***** DATASET RECORDS

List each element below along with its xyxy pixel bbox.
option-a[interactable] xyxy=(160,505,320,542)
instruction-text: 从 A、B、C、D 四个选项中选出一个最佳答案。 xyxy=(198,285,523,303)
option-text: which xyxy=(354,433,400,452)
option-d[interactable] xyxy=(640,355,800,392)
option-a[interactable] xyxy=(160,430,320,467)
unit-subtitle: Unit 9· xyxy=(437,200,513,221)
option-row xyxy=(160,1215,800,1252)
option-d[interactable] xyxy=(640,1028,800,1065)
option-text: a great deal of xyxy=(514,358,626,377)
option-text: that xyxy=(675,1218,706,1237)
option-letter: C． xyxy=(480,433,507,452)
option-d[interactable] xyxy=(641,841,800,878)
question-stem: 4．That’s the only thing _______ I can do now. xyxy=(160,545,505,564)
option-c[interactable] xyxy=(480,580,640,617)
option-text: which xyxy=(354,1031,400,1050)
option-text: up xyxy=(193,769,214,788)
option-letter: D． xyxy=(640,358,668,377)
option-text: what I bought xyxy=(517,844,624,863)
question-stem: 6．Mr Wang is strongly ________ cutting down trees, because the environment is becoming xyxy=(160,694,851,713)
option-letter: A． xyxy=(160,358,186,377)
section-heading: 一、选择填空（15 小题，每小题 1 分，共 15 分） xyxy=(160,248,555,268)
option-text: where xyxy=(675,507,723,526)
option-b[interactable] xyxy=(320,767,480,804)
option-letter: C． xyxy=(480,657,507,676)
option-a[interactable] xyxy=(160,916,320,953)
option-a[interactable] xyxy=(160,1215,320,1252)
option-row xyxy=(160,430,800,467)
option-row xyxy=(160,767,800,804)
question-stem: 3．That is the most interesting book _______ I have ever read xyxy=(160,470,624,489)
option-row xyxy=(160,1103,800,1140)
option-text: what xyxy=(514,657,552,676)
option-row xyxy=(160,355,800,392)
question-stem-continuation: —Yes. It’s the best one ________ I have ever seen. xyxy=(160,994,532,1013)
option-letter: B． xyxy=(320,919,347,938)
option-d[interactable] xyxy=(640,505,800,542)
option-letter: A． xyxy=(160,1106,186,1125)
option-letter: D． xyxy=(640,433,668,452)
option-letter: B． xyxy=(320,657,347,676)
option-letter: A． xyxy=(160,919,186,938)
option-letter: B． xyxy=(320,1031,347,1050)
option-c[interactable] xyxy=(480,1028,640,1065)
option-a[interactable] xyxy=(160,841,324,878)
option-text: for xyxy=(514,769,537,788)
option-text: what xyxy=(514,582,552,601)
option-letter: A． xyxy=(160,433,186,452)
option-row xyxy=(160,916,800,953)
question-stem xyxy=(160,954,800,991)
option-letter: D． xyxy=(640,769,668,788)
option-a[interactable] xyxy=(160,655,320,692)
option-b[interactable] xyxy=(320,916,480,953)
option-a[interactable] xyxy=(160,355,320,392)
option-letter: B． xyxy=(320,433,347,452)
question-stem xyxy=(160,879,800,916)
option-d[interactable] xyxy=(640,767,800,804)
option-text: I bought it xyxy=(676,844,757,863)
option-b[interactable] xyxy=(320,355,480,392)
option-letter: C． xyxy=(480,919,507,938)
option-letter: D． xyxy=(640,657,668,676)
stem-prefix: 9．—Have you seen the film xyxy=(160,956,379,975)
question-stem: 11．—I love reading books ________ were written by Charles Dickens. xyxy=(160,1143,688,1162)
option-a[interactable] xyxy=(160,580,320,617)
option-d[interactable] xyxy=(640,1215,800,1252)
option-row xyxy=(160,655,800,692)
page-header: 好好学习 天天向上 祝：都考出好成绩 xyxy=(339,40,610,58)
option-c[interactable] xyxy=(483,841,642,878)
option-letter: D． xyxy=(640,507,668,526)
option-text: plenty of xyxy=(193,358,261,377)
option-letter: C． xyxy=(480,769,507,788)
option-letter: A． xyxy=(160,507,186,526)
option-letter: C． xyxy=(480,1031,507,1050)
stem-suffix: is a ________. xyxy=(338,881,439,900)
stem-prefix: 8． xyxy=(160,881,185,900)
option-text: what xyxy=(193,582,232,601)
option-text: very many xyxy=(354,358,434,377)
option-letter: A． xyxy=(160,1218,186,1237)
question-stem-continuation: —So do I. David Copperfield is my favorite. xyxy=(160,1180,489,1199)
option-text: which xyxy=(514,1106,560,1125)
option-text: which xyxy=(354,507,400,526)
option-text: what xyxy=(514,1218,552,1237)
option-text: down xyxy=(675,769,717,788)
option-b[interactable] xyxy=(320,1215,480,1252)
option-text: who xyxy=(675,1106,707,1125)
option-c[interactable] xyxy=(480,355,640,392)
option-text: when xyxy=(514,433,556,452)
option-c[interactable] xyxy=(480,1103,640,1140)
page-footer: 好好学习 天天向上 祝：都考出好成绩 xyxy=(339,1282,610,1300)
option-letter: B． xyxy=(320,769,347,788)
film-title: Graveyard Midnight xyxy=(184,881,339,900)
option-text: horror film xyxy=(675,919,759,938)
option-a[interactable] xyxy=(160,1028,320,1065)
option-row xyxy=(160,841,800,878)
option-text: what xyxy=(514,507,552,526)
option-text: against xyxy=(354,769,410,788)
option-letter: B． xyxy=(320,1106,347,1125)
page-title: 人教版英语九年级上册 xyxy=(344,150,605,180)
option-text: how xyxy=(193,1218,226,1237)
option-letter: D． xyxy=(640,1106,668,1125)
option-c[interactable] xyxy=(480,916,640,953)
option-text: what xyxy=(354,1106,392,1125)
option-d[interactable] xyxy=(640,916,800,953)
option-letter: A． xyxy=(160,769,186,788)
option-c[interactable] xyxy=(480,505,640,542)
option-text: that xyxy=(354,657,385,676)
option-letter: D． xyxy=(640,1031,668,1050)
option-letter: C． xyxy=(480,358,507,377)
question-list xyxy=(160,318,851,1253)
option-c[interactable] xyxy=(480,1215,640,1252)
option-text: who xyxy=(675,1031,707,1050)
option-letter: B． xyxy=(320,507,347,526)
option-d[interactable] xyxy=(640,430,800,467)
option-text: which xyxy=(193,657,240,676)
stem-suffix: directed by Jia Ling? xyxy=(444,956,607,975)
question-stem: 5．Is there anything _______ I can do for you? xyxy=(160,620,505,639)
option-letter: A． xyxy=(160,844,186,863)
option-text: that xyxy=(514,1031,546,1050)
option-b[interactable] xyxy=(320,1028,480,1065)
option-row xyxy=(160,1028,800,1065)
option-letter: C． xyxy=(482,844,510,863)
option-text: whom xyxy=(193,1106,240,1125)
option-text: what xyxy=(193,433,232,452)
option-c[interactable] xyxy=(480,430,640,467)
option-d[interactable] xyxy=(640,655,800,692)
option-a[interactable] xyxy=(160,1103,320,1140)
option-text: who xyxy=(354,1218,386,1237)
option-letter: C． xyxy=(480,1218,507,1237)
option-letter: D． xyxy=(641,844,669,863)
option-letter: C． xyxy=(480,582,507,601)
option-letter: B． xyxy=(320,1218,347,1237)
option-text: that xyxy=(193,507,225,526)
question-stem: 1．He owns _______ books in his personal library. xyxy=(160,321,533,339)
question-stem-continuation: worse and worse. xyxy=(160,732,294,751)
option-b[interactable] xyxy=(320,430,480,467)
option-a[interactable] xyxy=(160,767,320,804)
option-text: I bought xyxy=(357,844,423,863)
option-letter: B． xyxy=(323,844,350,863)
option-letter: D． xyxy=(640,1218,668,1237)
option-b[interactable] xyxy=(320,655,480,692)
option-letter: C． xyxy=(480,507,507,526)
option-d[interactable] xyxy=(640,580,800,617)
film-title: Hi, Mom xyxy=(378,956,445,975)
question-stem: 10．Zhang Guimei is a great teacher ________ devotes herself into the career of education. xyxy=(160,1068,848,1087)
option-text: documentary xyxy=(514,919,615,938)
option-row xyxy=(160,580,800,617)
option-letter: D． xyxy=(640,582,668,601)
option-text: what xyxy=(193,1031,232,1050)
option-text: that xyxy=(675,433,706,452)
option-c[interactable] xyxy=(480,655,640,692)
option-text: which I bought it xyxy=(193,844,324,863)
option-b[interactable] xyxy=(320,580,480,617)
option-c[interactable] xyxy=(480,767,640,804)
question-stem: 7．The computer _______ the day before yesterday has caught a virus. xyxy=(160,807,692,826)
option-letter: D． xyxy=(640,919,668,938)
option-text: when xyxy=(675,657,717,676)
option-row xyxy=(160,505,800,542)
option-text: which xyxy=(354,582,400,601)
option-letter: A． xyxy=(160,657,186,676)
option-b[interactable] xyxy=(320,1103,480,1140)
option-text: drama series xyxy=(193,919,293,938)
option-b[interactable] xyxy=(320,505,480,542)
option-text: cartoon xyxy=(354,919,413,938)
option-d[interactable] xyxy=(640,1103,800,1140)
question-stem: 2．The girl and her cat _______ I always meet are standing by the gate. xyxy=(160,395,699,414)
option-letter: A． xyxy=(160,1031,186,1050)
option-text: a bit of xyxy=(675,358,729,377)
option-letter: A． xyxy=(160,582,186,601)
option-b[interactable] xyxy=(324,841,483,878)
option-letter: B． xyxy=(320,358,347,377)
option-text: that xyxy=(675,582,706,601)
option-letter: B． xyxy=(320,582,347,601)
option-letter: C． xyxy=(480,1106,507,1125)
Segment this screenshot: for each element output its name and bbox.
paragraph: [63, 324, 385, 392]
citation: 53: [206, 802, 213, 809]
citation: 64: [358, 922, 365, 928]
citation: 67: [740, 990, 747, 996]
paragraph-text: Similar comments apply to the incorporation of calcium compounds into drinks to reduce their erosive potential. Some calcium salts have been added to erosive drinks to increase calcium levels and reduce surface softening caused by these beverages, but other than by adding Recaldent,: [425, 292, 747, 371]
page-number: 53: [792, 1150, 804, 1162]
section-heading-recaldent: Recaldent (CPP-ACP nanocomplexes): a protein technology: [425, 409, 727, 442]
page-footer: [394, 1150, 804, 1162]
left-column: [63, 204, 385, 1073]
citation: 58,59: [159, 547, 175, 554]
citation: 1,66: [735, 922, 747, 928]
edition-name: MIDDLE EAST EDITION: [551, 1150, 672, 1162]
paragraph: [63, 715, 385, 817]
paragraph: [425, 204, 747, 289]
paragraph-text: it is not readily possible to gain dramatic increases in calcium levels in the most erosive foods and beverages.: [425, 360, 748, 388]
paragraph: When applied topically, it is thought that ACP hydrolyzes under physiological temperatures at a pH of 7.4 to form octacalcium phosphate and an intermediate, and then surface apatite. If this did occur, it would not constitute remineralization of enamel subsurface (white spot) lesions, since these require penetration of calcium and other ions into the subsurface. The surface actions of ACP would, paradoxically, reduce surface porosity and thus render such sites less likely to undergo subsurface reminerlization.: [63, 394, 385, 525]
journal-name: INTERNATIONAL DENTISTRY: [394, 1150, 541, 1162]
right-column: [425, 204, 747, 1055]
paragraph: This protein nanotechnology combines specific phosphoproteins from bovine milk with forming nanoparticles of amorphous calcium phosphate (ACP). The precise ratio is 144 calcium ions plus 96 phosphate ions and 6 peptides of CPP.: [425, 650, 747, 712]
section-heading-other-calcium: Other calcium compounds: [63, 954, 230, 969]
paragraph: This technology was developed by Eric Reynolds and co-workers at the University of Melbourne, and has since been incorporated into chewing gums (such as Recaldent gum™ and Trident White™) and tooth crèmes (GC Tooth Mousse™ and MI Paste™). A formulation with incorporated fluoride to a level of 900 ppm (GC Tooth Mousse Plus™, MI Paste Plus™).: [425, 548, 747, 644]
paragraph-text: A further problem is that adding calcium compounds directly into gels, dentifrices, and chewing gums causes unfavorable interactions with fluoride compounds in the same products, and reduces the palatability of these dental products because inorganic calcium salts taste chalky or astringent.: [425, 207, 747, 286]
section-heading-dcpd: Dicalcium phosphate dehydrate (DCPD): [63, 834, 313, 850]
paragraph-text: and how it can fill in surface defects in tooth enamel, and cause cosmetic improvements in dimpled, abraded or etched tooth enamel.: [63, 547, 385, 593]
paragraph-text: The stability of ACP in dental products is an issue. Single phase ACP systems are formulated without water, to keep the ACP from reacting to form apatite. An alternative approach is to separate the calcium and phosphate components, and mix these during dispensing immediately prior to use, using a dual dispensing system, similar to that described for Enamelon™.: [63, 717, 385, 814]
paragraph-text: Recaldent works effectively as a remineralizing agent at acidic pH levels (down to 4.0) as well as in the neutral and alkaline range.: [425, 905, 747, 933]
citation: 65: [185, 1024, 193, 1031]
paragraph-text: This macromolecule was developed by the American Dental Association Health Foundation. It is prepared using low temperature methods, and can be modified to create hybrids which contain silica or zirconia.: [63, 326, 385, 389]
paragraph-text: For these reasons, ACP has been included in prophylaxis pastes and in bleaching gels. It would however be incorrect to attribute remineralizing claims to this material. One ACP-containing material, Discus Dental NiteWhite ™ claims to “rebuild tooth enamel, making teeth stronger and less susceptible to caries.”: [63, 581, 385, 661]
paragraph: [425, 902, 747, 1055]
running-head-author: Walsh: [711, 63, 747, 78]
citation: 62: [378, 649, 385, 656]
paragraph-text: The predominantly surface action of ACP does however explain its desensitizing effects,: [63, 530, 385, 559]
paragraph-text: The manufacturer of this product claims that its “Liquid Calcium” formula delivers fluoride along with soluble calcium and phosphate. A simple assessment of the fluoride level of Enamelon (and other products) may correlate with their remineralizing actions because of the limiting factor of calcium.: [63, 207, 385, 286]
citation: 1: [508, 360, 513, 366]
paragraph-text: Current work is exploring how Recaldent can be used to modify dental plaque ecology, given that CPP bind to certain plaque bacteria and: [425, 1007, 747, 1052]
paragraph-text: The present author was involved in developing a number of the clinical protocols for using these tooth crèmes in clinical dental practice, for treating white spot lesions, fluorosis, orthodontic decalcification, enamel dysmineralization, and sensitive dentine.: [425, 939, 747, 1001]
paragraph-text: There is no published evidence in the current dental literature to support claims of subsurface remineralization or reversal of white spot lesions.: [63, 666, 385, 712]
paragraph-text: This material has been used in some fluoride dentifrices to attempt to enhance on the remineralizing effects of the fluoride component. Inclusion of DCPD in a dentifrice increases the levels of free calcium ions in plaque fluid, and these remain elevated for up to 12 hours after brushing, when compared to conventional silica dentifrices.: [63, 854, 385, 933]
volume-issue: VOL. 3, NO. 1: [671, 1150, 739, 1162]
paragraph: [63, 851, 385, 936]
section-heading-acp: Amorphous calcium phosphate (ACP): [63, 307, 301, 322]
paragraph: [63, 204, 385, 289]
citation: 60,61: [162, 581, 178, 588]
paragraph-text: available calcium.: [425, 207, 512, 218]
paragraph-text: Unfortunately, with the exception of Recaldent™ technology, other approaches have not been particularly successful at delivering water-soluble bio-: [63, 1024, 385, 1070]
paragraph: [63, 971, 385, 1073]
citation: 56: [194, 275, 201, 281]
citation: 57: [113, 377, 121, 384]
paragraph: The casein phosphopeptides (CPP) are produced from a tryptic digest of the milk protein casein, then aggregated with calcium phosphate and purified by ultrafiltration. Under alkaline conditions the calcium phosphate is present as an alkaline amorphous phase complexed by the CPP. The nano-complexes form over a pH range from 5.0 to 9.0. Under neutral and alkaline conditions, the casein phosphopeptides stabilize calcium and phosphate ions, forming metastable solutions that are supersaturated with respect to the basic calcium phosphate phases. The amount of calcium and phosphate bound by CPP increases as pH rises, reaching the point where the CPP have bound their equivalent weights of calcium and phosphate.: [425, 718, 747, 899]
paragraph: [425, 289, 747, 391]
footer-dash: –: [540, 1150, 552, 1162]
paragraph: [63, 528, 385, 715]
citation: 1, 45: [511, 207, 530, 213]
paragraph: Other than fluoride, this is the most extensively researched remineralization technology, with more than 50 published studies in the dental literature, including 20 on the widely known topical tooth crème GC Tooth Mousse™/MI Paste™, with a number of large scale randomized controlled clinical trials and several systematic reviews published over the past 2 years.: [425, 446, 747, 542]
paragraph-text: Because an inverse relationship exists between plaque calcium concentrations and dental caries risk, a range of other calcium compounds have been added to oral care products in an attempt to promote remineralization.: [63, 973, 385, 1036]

**********

PROBLEM DESCRIPTION: A bare number is expected: how many lines above contain the word "天天向上"?

RESPONSE AREA: 2